▶ [The data]

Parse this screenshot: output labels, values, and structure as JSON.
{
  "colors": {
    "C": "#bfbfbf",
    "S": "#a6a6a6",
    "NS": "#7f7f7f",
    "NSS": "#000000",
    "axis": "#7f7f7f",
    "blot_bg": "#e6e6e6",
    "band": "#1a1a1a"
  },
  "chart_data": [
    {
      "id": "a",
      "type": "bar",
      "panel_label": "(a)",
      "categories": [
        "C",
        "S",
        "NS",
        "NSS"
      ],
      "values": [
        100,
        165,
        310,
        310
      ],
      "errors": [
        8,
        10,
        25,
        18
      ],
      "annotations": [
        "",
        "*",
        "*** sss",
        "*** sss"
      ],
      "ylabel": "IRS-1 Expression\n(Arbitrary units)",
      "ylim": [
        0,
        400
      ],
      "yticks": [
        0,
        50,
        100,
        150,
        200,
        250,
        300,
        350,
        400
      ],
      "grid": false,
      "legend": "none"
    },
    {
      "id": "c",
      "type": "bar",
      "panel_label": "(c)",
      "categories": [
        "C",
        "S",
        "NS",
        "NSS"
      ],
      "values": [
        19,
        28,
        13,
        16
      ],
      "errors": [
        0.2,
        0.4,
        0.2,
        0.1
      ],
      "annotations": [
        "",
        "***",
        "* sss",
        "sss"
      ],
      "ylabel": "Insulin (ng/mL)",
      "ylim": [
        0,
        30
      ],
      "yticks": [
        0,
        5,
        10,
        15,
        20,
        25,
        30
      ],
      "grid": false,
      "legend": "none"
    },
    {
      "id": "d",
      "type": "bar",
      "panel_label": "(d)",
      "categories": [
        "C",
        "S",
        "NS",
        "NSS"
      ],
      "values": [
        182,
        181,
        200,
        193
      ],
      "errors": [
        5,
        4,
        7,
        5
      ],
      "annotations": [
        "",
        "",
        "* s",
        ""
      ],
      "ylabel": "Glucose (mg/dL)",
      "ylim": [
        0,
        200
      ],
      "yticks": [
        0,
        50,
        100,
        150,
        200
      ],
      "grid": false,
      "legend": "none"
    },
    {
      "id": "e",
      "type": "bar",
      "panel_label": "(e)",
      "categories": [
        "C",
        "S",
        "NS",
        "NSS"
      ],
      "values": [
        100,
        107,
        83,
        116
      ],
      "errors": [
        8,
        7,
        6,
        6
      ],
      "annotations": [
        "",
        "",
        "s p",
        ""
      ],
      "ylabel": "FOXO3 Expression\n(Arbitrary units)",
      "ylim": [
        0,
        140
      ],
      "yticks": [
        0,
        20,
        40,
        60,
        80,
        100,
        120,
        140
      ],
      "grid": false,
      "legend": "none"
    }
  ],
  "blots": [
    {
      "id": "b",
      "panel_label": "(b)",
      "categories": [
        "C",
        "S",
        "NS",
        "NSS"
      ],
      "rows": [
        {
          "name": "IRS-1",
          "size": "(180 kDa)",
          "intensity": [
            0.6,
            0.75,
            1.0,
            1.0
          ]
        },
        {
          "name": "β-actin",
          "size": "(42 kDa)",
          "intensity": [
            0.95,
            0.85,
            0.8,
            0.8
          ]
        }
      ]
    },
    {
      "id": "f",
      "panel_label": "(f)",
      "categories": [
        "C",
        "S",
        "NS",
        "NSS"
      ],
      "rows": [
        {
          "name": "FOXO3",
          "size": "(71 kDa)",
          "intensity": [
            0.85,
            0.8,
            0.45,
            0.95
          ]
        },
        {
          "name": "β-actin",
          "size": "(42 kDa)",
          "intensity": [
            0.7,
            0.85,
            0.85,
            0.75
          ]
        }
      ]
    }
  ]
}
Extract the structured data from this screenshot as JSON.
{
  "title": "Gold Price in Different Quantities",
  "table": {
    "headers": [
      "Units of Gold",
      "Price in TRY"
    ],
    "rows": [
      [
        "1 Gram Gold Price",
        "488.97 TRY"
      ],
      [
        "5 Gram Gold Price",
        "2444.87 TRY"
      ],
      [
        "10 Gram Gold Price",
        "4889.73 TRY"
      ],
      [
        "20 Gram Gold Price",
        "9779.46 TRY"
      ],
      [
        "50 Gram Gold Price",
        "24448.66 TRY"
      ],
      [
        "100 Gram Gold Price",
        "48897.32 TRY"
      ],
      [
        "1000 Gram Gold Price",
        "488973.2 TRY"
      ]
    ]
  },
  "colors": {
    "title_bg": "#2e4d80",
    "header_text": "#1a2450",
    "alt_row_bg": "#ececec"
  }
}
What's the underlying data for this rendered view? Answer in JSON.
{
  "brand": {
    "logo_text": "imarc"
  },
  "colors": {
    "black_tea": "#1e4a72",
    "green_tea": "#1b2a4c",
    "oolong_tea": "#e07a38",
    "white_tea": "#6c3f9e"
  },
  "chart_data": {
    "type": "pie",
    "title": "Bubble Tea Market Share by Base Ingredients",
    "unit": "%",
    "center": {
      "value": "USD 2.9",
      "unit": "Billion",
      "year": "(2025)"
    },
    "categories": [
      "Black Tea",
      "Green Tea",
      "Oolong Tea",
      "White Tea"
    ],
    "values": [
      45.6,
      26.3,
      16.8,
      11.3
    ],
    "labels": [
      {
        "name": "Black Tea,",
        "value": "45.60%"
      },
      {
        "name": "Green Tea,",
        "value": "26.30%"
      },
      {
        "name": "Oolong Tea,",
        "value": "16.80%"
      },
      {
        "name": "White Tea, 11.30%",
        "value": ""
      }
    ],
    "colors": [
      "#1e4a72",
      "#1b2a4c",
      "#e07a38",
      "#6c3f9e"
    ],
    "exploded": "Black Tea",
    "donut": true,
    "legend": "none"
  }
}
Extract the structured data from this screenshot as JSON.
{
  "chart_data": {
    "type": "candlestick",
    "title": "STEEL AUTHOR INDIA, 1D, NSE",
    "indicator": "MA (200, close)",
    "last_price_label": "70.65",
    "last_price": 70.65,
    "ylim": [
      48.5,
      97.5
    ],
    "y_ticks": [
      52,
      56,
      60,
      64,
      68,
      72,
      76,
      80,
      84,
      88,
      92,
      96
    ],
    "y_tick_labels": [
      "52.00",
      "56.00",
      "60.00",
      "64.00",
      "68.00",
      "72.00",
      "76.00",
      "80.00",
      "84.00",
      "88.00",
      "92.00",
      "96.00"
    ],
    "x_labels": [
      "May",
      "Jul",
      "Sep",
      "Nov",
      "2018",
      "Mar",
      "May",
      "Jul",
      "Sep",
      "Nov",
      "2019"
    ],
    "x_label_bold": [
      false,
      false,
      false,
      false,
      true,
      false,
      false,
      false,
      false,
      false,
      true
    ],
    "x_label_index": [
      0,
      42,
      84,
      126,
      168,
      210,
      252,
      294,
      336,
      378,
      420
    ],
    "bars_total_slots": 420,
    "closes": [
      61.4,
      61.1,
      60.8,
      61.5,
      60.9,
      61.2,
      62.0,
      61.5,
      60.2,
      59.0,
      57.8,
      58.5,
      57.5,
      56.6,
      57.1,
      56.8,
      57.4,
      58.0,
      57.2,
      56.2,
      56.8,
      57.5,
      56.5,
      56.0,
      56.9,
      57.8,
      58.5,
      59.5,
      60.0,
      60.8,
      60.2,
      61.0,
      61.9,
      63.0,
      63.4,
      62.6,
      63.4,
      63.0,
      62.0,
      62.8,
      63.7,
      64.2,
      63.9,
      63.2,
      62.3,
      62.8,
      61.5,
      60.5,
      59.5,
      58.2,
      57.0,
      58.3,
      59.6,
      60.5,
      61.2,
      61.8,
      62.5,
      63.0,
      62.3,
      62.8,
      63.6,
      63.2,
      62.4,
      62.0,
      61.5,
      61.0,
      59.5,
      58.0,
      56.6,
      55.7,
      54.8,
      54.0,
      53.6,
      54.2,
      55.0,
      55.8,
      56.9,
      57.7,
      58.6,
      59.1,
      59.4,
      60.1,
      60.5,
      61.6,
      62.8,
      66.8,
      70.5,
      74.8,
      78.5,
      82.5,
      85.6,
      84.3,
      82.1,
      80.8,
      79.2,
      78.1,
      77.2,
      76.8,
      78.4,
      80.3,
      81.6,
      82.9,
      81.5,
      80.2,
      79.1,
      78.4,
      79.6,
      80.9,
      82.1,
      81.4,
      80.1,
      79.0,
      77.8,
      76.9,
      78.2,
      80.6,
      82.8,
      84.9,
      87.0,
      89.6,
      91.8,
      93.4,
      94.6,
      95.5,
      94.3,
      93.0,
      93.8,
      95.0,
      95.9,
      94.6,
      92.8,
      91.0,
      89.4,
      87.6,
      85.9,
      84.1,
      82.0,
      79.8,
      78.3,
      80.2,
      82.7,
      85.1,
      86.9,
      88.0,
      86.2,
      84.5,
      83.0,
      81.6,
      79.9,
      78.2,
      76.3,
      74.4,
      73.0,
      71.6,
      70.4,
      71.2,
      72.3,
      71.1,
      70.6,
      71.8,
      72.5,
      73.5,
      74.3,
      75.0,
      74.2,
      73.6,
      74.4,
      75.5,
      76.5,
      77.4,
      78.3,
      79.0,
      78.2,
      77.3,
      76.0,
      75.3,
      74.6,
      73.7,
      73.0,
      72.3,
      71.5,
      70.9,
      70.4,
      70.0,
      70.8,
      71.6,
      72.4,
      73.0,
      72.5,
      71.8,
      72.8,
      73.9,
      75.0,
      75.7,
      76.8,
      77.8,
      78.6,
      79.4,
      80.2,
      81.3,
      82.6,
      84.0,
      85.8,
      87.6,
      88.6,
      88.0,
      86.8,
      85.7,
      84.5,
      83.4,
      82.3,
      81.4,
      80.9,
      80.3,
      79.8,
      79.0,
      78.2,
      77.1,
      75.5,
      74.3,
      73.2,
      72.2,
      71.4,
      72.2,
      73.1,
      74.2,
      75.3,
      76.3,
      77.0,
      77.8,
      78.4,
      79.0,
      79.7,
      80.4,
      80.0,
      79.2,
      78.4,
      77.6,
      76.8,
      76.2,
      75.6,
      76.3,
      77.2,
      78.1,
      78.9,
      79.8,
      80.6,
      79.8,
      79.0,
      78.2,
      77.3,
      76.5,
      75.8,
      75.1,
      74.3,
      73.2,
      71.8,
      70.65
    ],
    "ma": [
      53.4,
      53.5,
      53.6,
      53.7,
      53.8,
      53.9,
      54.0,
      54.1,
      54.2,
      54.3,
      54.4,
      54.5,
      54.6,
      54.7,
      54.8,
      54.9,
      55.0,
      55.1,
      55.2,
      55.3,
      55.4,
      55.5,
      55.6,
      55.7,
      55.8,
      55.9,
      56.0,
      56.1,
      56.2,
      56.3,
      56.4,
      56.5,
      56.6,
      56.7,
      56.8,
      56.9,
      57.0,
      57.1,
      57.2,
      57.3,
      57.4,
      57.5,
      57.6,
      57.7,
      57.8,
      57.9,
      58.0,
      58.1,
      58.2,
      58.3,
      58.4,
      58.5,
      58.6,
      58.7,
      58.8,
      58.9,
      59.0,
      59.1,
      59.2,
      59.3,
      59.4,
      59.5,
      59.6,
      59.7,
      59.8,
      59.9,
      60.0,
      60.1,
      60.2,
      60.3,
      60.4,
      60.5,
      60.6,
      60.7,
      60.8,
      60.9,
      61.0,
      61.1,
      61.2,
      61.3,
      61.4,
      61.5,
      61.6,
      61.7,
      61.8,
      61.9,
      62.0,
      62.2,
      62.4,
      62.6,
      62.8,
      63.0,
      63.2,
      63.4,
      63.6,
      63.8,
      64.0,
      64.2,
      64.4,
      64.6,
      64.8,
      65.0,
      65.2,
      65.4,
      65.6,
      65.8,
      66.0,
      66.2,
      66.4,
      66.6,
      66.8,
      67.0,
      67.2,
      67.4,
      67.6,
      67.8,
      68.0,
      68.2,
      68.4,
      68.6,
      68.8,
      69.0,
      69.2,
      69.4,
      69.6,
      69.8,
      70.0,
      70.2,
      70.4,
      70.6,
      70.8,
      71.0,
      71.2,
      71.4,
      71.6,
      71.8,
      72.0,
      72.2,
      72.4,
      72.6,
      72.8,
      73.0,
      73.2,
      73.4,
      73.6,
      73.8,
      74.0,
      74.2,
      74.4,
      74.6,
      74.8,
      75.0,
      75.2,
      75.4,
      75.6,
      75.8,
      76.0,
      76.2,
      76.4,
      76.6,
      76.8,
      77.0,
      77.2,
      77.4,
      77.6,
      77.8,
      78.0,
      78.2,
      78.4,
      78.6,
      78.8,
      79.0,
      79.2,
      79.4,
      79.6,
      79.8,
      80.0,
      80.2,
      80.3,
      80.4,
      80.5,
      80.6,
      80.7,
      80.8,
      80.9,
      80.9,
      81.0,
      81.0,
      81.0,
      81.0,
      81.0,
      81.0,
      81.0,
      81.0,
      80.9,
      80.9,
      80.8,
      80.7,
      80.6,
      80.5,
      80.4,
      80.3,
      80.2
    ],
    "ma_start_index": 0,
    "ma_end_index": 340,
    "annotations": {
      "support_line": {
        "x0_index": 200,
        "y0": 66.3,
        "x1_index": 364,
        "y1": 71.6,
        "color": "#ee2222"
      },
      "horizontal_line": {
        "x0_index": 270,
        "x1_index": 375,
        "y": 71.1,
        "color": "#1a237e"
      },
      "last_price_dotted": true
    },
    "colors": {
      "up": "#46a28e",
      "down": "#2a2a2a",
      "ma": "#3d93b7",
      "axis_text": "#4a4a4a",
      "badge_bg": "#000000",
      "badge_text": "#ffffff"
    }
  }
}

▶ [Problem] Read the entries and show each line that mentions "ylabel".

▶ [Task output]
      "ylabel": "IRS-1 Expression\n(Arbitrary units)",
      "ylabel": "Insulin (ng/mL)",
      "ylabel": "Glucose (mg/dL)",
      "ylabel": "FOXO3 Expression\n(Arbitrary units)",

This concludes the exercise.